--- begin Data records ---
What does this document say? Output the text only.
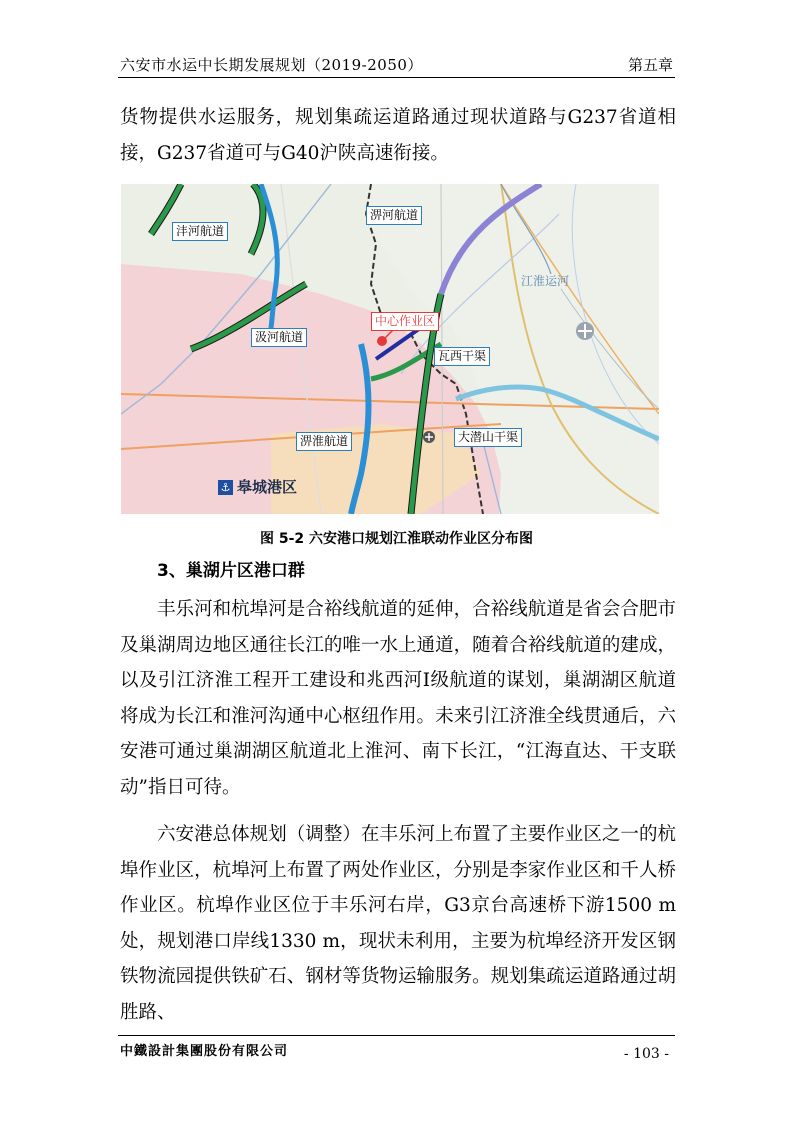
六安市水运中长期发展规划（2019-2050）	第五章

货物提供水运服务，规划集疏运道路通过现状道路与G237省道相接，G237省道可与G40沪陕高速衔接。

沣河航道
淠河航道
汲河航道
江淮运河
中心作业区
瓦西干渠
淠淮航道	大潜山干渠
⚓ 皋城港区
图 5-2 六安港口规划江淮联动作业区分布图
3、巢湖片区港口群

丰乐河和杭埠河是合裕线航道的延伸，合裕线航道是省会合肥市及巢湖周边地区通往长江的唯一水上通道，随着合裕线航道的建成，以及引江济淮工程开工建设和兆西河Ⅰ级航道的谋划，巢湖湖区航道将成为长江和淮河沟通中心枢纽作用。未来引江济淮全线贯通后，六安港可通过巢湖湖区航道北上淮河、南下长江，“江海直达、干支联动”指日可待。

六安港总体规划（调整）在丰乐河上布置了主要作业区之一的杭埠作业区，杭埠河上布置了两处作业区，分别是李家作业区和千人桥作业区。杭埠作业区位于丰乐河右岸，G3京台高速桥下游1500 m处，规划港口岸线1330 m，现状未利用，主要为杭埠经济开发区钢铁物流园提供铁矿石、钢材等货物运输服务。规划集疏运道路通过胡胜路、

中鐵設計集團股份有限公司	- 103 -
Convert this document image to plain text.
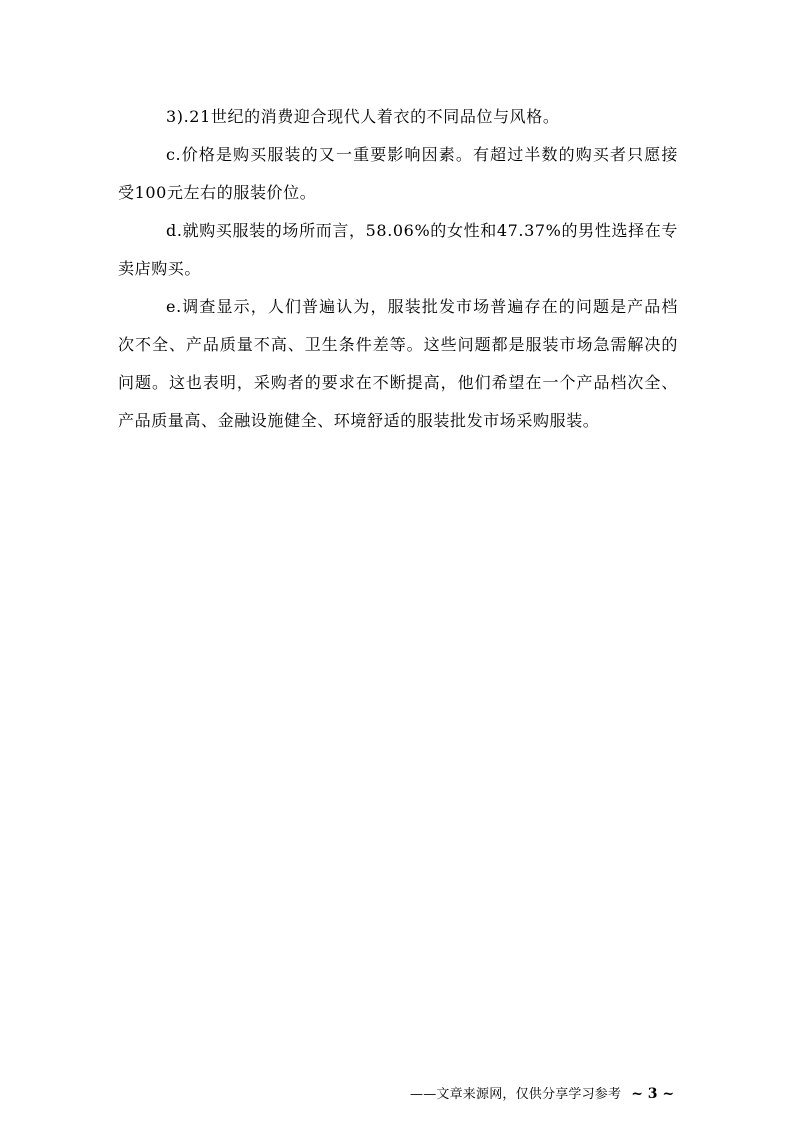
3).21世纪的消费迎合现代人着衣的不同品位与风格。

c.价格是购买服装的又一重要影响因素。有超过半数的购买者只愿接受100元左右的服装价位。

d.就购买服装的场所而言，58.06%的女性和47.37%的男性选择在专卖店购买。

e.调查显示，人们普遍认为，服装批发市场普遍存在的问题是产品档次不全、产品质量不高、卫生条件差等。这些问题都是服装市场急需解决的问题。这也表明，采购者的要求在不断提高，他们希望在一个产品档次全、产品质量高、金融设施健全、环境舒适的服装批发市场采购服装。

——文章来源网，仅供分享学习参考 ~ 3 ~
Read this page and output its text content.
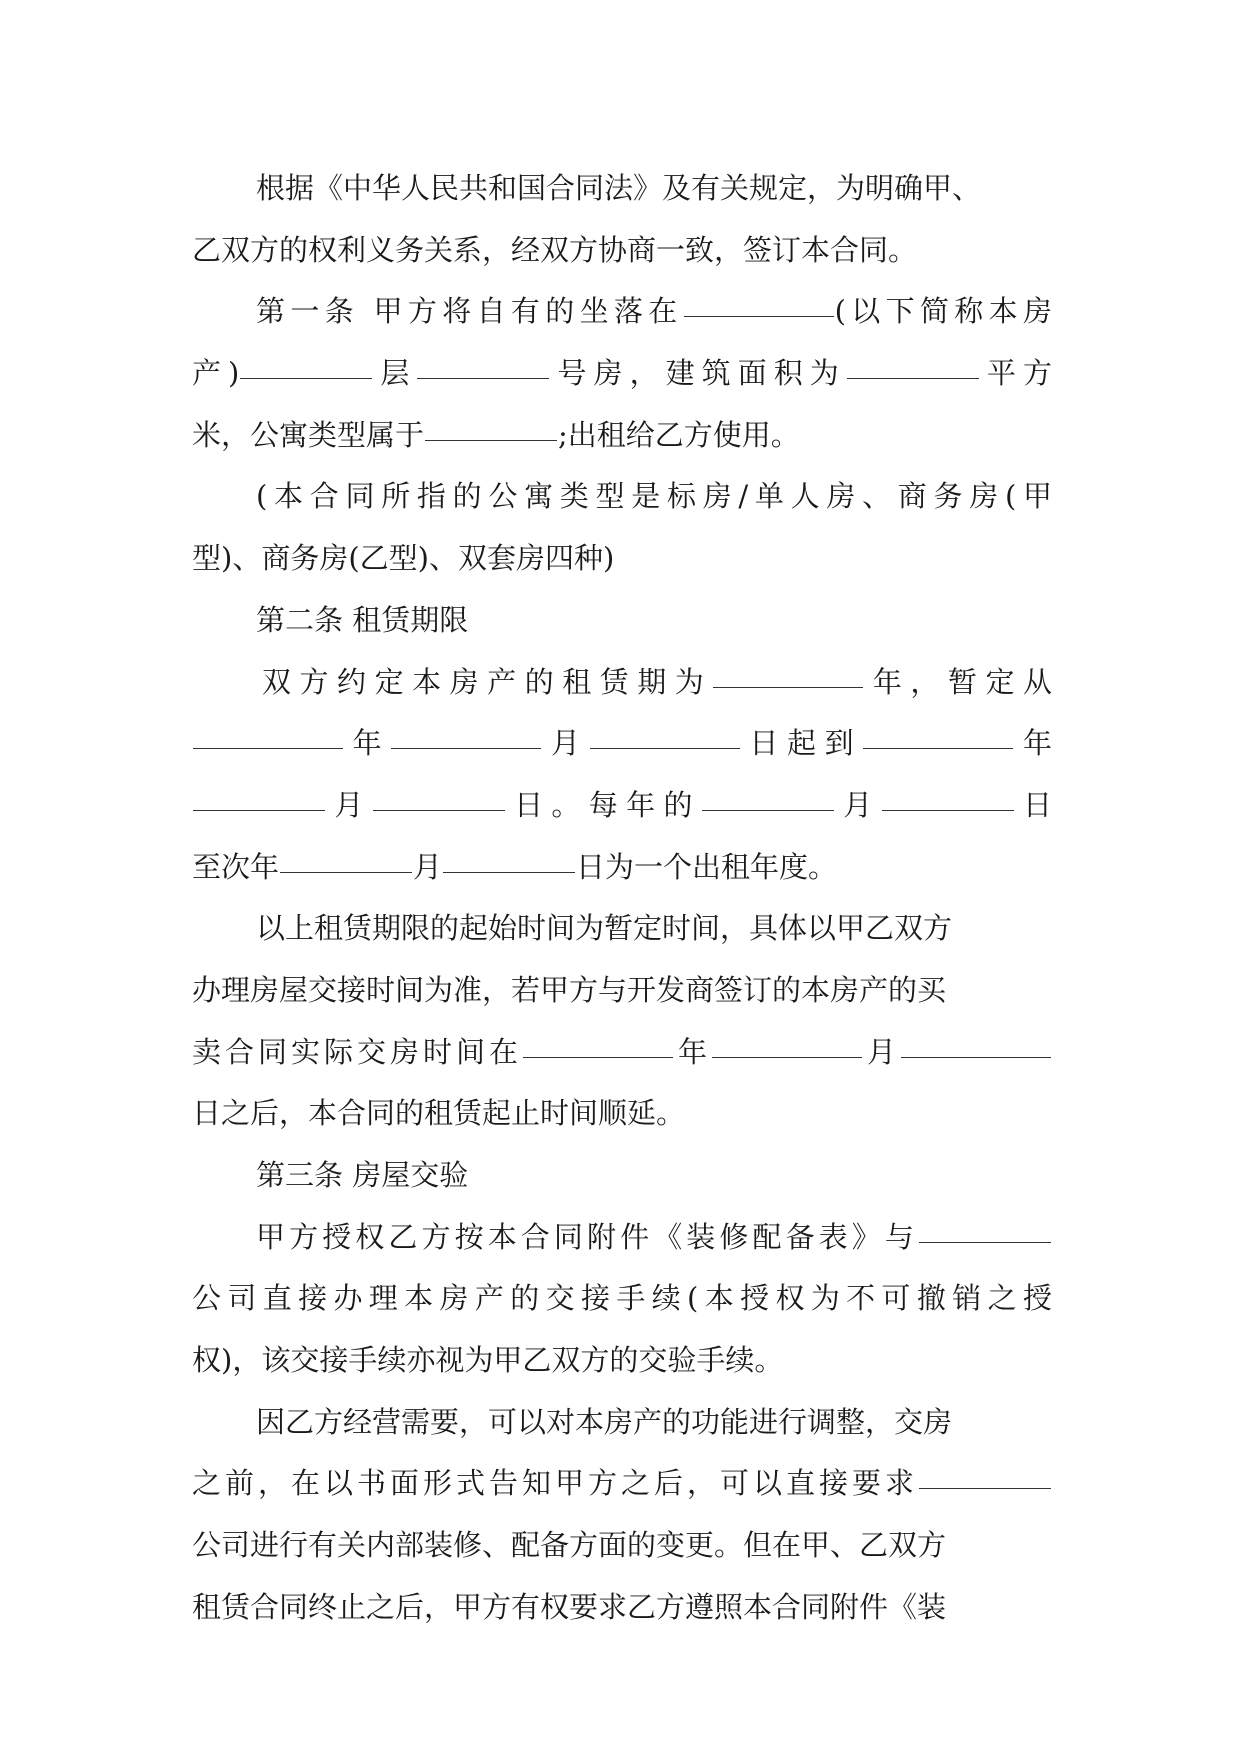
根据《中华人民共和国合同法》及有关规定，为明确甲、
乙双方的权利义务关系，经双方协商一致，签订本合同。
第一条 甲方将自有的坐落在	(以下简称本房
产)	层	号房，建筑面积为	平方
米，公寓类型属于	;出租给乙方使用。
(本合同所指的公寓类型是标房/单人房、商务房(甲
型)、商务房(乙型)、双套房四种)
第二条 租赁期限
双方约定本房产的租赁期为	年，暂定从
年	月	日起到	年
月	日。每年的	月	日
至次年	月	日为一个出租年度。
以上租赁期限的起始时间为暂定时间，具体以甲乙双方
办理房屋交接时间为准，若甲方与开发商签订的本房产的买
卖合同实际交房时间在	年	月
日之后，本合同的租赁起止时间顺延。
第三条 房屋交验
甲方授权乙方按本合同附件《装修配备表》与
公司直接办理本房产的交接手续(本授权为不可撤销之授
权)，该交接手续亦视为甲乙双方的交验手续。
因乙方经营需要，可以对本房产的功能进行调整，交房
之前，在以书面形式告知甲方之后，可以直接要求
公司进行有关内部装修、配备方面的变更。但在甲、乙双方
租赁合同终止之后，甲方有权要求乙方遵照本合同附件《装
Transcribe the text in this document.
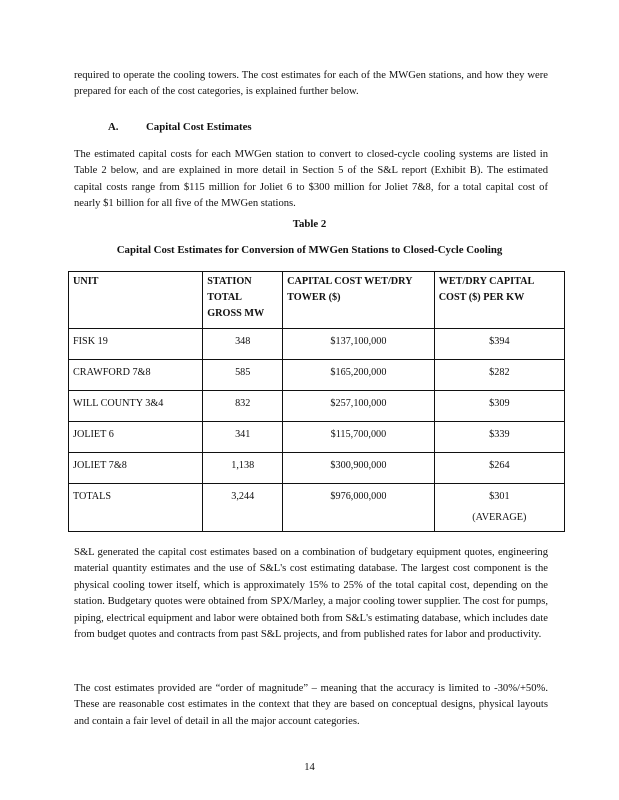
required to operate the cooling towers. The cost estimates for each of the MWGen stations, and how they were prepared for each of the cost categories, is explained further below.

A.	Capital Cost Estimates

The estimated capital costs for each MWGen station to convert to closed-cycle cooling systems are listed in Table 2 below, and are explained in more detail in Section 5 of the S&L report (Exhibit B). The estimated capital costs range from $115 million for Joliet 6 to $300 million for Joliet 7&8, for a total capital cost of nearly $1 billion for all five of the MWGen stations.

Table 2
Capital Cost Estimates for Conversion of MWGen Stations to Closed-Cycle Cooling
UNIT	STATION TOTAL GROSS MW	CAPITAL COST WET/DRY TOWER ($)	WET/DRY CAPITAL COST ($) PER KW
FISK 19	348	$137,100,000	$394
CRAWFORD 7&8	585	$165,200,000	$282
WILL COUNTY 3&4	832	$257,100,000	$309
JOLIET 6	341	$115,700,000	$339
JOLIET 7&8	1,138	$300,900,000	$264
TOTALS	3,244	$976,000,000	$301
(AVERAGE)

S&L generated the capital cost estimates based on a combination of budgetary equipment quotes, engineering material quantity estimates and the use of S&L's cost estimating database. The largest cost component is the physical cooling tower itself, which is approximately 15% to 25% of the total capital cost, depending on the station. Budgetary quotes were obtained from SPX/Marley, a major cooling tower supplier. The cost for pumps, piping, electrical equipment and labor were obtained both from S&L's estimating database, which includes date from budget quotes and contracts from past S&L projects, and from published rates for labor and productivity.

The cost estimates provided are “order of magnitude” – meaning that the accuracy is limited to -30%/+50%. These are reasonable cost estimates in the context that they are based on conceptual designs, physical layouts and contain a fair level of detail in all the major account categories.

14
--- end Data records ---
Search the records for the string "document" and return every line in which it occurs.

→ **Final result**:
What does this document say? Output the text only.
Convert this document image to plain text.
Transcribe the text in this document.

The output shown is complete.